Exercise details — Extract from the listing each line in which the word "Grillsjön" appears.

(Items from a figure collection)
# # # # #

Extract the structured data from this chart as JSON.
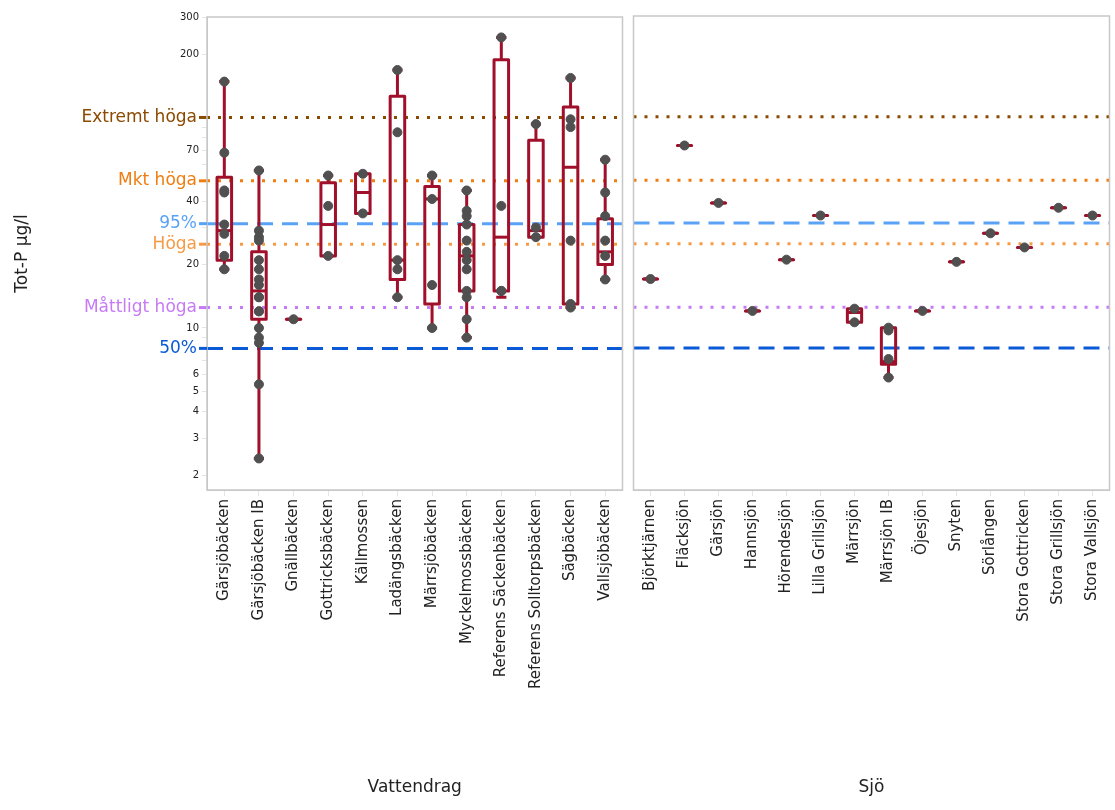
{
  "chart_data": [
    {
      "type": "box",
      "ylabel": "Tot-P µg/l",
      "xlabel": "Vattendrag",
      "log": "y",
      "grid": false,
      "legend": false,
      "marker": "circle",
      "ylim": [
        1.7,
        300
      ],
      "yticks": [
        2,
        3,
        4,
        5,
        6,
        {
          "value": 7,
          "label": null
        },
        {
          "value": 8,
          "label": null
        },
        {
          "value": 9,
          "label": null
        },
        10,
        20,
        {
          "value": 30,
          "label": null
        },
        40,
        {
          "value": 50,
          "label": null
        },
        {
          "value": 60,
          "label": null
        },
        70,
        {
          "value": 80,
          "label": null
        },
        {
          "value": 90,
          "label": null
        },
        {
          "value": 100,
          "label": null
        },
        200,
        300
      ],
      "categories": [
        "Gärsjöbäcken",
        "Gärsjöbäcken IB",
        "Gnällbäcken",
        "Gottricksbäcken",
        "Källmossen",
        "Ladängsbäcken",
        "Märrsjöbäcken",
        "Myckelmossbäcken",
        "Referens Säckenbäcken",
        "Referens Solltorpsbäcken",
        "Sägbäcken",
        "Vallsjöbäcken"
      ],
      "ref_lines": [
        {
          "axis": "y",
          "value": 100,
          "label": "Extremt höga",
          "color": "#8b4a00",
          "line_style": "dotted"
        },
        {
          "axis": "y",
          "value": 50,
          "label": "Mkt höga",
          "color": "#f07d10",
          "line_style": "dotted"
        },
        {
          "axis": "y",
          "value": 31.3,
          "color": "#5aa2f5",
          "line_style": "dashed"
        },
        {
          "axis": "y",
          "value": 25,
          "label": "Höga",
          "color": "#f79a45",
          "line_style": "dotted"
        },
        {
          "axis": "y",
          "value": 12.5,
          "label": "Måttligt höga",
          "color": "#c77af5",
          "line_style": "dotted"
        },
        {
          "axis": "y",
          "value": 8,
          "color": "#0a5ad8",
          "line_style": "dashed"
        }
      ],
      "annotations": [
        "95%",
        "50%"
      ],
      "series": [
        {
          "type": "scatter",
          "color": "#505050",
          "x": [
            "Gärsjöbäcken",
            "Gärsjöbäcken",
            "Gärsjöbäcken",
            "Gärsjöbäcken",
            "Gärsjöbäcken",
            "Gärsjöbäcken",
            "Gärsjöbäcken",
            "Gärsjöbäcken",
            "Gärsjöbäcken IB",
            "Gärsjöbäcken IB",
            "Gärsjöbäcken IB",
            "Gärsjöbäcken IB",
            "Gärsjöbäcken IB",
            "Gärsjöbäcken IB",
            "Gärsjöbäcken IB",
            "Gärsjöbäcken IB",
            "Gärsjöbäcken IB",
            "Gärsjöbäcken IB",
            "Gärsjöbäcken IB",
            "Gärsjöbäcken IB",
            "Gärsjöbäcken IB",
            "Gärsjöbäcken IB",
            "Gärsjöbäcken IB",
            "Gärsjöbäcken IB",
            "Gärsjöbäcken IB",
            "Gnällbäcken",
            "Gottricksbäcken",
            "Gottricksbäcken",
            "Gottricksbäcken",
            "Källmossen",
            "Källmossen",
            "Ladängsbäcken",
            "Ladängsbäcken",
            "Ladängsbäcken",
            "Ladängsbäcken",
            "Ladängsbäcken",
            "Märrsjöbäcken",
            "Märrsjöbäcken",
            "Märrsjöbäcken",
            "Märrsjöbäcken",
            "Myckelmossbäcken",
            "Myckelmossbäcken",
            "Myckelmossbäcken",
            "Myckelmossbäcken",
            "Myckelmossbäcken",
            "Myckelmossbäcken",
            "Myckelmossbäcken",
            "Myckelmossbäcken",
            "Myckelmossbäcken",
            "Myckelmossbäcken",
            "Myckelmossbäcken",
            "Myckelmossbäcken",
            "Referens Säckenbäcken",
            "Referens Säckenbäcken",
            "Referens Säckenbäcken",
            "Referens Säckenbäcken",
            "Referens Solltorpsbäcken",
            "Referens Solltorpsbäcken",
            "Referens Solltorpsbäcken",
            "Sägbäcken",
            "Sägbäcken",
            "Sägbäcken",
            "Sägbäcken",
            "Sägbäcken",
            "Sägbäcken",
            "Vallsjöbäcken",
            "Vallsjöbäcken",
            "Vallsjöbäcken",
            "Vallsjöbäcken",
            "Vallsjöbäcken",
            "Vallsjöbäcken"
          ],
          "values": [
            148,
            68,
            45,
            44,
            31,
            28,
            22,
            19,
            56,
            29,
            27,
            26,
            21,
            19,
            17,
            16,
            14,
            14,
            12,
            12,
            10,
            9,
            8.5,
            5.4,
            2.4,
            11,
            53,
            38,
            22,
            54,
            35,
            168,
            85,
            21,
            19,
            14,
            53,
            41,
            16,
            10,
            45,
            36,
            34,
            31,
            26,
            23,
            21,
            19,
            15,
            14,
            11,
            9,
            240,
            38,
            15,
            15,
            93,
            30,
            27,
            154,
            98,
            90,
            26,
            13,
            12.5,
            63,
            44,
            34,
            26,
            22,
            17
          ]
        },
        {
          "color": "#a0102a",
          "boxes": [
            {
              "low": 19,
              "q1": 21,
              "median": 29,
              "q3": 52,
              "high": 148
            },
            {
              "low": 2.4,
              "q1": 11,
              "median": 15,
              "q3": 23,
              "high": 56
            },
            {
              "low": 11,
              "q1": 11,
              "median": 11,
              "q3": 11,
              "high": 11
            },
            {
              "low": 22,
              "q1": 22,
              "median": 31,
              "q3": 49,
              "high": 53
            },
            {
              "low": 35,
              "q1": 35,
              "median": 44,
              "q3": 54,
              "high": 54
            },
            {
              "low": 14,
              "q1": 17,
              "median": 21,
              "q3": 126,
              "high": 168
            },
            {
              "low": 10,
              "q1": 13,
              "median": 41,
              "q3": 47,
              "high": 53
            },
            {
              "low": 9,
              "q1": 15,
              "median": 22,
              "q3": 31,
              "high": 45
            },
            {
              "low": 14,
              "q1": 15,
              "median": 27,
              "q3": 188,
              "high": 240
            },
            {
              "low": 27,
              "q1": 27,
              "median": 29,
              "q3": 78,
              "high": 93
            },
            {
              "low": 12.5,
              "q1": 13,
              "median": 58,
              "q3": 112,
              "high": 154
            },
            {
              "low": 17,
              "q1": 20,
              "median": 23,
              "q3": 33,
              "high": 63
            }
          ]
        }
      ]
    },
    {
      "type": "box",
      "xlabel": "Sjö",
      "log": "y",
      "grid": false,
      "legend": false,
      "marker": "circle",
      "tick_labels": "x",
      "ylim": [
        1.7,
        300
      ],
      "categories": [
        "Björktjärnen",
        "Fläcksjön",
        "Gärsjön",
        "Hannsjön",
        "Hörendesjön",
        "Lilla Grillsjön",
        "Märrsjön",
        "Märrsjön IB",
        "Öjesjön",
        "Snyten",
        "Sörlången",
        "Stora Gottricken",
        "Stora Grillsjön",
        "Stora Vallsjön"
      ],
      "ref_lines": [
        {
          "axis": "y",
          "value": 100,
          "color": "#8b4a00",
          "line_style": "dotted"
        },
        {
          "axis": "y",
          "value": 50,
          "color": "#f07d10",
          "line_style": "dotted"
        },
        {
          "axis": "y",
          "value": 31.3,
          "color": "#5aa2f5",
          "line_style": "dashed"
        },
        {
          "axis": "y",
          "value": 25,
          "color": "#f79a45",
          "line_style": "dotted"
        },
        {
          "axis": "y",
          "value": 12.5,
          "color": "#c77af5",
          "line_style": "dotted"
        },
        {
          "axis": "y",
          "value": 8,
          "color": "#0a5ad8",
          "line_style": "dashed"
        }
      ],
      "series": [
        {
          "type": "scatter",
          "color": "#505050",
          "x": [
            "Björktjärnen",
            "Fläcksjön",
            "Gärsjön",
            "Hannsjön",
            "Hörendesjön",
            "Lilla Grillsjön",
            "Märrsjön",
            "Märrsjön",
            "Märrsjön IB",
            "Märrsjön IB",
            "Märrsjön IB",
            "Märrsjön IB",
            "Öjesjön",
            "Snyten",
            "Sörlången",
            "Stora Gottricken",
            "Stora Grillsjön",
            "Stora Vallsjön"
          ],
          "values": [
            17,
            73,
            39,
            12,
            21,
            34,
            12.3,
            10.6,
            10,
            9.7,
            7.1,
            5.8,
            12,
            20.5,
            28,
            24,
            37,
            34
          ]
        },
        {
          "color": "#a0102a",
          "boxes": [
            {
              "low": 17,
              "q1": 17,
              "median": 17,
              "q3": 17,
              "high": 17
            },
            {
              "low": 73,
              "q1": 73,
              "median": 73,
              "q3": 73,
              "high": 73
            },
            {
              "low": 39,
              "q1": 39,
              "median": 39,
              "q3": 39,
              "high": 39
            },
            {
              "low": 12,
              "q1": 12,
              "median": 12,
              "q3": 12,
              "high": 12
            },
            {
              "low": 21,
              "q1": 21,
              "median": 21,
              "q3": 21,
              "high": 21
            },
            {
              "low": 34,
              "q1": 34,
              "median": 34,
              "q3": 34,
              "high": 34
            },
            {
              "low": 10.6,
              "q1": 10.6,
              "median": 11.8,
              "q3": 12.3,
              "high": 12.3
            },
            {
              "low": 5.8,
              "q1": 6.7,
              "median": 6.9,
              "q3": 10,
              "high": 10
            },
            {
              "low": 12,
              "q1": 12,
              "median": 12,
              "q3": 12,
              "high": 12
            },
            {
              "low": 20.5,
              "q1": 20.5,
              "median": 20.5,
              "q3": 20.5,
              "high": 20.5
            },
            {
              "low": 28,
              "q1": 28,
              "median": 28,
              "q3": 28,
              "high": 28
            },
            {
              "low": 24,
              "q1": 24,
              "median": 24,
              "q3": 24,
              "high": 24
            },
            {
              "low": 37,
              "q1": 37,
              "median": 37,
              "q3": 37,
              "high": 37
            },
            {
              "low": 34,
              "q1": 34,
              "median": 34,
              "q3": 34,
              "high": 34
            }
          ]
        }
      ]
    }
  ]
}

# # # # #

Result of this task —
        "Lilla Grillsjön",
        "Stora Grillsjön",
            "Lilla Grillsjön",
            "Stora Grillsjön",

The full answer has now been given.